- _Challenge_:
Search the records for "content". Copy every line where it appears.

── Exercise data ──

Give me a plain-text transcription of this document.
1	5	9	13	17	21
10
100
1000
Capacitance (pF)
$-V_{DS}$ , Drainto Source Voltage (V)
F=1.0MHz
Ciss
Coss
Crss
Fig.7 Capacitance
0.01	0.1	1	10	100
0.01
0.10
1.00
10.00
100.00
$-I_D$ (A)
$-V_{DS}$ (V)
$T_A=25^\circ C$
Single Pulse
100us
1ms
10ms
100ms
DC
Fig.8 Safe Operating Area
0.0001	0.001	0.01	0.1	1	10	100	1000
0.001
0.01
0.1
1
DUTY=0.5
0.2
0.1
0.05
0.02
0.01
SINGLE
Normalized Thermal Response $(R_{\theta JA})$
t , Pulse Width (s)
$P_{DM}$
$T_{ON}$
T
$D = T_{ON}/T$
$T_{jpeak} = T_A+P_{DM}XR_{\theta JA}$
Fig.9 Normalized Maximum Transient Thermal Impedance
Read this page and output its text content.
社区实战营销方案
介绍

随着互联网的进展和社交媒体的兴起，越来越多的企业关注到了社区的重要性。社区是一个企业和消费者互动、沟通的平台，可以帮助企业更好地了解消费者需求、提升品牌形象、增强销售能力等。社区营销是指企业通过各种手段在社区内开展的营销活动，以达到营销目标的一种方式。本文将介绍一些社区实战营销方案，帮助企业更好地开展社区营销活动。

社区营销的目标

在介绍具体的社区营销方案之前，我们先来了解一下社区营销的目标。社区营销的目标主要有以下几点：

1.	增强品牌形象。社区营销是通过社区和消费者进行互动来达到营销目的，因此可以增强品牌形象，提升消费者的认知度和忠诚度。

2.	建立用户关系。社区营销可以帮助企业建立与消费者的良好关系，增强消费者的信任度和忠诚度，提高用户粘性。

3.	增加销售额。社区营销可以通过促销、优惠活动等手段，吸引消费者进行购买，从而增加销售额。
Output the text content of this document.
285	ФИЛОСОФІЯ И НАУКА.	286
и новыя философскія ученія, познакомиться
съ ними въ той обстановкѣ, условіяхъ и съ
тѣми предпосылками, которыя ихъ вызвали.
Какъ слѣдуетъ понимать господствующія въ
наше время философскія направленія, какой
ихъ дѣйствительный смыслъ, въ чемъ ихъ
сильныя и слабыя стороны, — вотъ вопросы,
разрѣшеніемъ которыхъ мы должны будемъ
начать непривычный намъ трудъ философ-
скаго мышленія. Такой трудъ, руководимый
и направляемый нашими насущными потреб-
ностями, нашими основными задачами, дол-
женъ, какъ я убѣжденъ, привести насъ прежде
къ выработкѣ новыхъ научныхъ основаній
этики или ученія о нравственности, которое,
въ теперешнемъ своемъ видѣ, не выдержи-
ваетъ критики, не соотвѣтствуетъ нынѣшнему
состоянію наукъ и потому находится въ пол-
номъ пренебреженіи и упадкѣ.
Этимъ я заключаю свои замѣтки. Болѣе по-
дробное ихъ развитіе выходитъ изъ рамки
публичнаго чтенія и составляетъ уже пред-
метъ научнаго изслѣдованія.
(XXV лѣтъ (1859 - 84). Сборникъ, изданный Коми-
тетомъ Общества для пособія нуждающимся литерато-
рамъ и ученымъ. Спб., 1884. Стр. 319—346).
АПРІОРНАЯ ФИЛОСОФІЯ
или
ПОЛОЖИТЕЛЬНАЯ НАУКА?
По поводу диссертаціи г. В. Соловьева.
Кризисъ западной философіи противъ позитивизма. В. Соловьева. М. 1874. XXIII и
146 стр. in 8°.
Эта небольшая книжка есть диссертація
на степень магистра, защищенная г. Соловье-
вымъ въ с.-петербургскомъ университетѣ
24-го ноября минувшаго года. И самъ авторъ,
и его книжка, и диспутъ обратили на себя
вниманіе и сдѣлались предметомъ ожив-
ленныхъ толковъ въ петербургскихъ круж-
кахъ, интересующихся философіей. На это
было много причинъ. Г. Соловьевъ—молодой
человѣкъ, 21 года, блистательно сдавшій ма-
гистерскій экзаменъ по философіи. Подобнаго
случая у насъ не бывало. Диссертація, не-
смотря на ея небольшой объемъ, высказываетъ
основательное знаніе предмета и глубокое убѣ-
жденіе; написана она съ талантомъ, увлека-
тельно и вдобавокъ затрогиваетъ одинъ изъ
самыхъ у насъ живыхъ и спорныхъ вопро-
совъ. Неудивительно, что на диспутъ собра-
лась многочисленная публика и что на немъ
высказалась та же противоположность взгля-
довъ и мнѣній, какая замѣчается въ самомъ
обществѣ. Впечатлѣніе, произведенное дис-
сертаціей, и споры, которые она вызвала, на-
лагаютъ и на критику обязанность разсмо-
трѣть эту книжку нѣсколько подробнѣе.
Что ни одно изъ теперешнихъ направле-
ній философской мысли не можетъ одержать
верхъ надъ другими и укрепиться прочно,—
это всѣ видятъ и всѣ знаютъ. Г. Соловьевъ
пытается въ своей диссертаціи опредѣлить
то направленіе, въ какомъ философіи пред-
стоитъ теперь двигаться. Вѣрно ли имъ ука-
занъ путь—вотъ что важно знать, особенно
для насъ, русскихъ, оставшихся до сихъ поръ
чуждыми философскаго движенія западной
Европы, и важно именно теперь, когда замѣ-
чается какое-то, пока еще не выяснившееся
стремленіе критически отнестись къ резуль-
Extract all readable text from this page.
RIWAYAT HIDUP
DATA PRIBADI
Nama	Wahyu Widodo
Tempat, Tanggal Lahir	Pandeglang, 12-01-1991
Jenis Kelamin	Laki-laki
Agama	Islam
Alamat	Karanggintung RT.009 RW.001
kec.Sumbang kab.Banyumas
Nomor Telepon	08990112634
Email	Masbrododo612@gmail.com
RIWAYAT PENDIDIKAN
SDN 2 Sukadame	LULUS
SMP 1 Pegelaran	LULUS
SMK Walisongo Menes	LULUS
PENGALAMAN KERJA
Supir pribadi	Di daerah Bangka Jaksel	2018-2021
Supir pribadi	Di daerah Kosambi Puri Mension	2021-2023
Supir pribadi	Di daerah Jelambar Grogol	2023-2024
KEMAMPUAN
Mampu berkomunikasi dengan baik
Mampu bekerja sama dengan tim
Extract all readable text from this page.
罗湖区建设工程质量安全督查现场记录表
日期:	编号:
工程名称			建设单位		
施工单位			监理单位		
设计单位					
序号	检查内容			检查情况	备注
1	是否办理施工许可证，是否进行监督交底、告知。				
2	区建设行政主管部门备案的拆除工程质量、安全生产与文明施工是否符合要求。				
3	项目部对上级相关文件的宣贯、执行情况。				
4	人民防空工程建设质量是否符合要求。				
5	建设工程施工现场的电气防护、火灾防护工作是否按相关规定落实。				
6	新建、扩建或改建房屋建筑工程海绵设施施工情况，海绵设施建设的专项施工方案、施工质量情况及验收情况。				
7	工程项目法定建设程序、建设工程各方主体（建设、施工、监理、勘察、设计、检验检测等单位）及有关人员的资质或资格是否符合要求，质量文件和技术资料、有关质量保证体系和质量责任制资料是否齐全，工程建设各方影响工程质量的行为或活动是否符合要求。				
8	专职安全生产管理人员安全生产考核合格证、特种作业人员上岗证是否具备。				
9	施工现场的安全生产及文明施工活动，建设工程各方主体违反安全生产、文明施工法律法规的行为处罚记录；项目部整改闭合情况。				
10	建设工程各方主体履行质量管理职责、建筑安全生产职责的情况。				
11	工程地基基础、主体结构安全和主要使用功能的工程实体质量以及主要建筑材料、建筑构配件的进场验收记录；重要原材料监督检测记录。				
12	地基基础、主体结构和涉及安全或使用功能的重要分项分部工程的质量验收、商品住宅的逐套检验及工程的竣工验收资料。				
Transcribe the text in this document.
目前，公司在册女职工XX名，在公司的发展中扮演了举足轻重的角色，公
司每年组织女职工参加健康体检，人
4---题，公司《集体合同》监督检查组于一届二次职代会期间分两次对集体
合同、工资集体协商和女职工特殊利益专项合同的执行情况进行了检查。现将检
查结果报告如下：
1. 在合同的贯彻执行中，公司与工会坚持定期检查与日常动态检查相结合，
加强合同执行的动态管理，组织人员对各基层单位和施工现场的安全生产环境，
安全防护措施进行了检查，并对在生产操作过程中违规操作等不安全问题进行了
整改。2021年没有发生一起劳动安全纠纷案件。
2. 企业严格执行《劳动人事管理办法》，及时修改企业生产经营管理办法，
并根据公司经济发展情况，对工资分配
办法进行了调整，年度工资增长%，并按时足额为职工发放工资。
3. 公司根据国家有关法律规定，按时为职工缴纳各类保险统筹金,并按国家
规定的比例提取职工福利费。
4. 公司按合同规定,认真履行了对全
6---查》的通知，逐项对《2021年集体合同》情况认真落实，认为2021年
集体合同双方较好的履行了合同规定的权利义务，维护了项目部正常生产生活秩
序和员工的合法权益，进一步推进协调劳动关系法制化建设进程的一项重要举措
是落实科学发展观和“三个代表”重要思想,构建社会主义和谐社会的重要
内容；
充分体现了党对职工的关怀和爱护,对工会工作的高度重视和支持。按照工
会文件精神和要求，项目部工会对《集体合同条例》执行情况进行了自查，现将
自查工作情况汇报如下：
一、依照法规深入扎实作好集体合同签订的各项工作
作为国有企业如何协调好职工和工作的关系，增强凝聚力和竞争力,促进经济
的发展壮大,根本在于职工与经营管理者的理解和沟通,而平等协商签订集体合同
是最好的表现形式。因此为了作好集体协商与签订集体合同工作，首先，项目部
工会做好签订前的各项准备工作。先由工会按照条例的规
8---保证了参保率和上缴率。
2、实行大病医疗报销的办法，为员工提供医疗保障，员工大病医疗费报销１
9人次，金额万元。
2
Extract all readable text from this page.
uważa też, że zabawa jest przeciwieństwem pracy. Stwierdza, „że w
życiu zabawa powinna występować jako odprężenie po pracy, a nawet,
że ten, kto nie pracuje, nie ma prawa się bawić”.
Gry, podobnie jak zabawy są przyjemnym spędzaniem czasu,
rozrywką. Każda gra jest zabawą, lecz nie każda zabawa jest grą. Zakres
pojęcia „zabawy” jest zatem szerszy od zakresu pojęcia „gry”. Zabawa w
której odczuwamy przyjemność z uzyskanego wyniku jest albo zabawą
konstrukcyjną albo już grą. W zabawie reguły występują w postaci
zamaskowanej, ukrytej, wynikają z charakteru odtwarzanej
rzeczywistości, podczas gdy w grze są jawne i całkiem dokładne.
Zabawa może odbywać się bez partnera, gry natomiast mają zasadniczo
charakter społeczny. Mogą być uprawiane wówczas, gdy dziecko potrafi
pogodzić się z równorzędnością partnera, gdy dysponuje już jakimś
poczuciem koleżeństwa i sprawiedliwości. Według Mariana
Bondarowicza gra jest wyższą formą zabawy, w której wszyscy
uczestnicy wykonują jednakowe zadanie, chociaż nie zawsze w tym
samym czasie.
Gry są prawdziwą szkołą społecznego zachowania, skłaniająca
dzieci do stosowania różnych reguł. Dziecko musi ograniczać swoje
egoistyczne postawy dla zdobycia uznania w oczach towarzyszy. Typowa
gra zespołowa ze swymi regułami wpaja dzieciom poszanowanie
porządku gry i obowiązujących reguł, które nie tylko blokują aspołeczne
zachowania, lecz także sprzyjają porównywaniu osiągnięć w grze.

───

- _Complete response_:
Read this page and output its text content.
Output the text content of this document.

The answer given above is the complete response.